> [OBJECTIVE]
Scan the entries below. List each line with "مالا".

> [SOURCE DATA]
>>>>
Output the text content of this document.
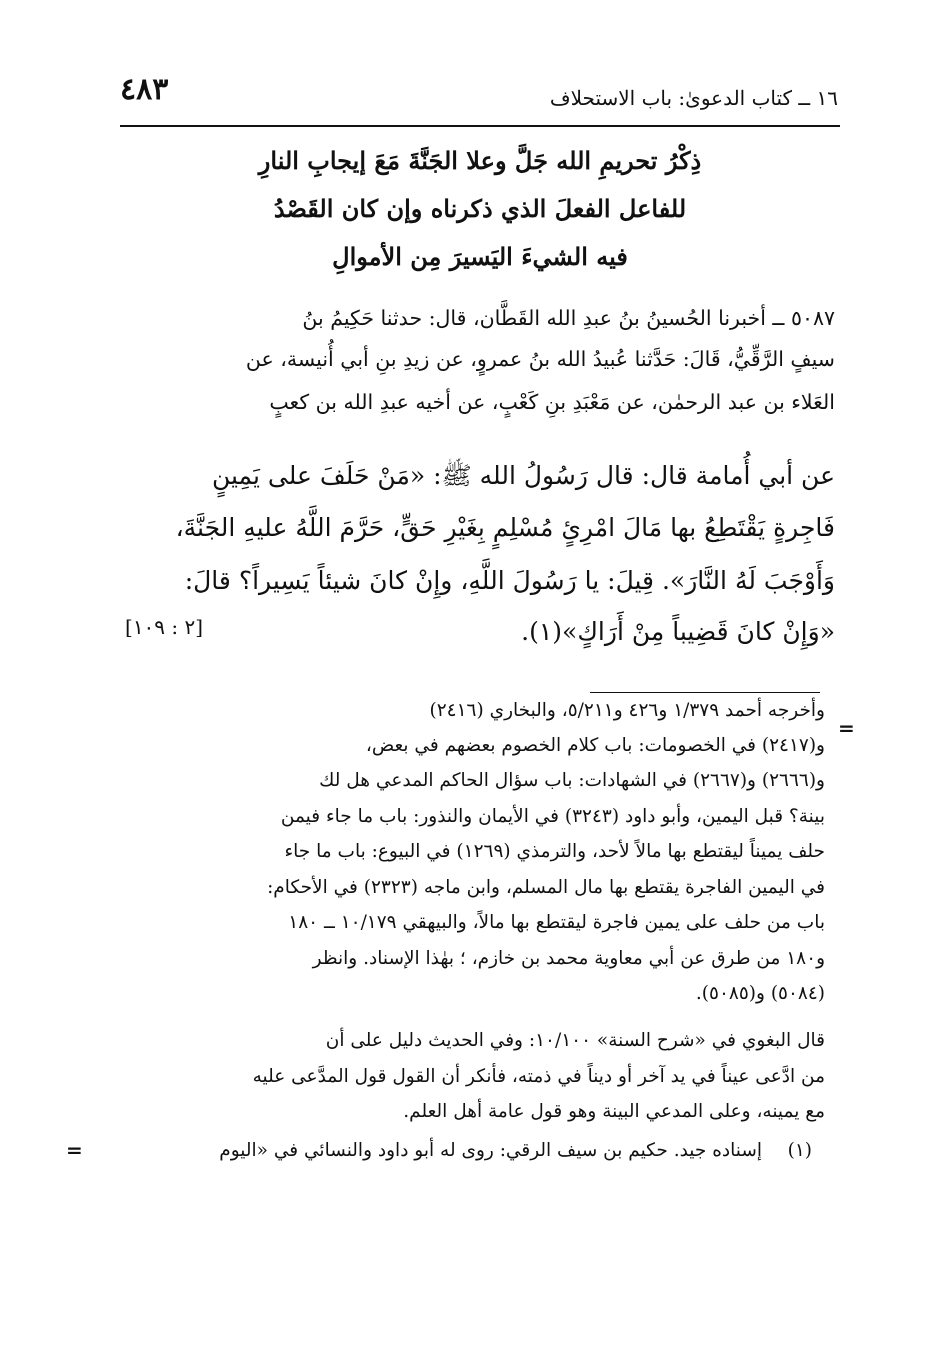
٤٨٣	١٦ ــ كتاب الدعوىٰ: باب الاستحلاف
ذِكْرُ تحريمِ الله جَلَّ وعلا الجَنَّةَ مَعَ إيجابِ النارِ
للفاعل الفعلَ الذي ذكرناه وإن كان القَصْدُ
فيه الشيءَ اليَسيرَ مِن الأموالِ
٥٠٨٧ ــ أخبرنا الحُسينُ بنُ عبدِ الله القَطَّان، قال: حدثنا حَكِيمُ بنُ
سيفٍ الرَّقِّيُّ، قَالَ: حَدَّثنا عُبيدُ الله بنُ عمروٍ، عن زيدِ بنِ أبي أُنيسة، عن
العَلاء بن عبد الرحمٰن، عن مَعْبَدِ بنِ كَعْبٍ، عن أخيه عبدِ الله بن كعبٍ
عن أبي أُمامة قال: قال رَسُولُ الله ﷺ: «مَنْ حَلَفَ على يَمِينٍ
فَاجِرةٍ يَقْتَطِعُ بها مَالَ امْرِئٍ مُسْلِمٍ بِغَيْرِ حَقٍّ، حَرَّمَ اللَّهُ عليهِ الجَنَّةَ،
وَأَوْجَبَ لَهُ النَّارَ». قِيلَ: يا رَسُولَ اللَّهِ، وإِنْ كانَ شيئاً يَسِيراً؟ قالَ:
«وَإِنْ كانَ قَضِيباً مِنْ أَرَاكٍ»(١).
[٢ : ١٠٩]
=
وأخرجه أحمد ١/٣٧٩ و٤٢٦ و٥/٢١١، والبخاري (٢٤١٦)
و(٢٤١٧) في الخصومات: باب كلام الخصوم بعضهم في بعض،
و(٢٦٦٦) و(٢٦٦٧) في الشهادات: باب سؤال الحاكم المدعي هل لك
بينة؟ قبل اليمين، وأبو داود (٣٢٤٣) في الأيمان والنذور: باب ما جاء فيمن
حلف يميناً ليقتطع بها مالاً لأحد، والترمذي (١٢٦٩) في البيوع: باب ما جاء
في اليمين الفاجرة يقتطع بها مال المسلم، وابن ماجه (٢٣٢٣) في الأحكام:
باب من حلف على يمين فاجرة ليقتطع بها مالاً، والبيهقي ١٠/١٧٩ ــ ١٨٠
و١٨٠ من طرق عن أبي معاوية محمد بن خازم، ؛ بهٰذا الإسناد. وانظر
(٥٠٨٤) و(٥٠٨٥).
قال البغوي في «شرح السنة» ١٠/١٠٠: وفي الحديث دليل على أن
من ادَّعى عيناً في يد آخر أو ديناً في ذمته، فأنكر أن القول قول المدَّعى عليه
مع يمينه، وعلى المدعي البينة وهو قول عامة أهل العلم.
(١)
إسناده جيد. حكيم بن سيف الرقي: روى له أبو داود والنسائي في «اليوم
=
<<<<
> [WRITTEN ANSWER]
حلف يميناً ليقتطع بها مالاً لأحد، والترمذي (١٢٦٩) في البيوع: باب ما جاء
باب من حلف على يمين فاجرة ليقتطع بها مالاً، والبيهقي ١٠/١٧٩ ــ ١٨٠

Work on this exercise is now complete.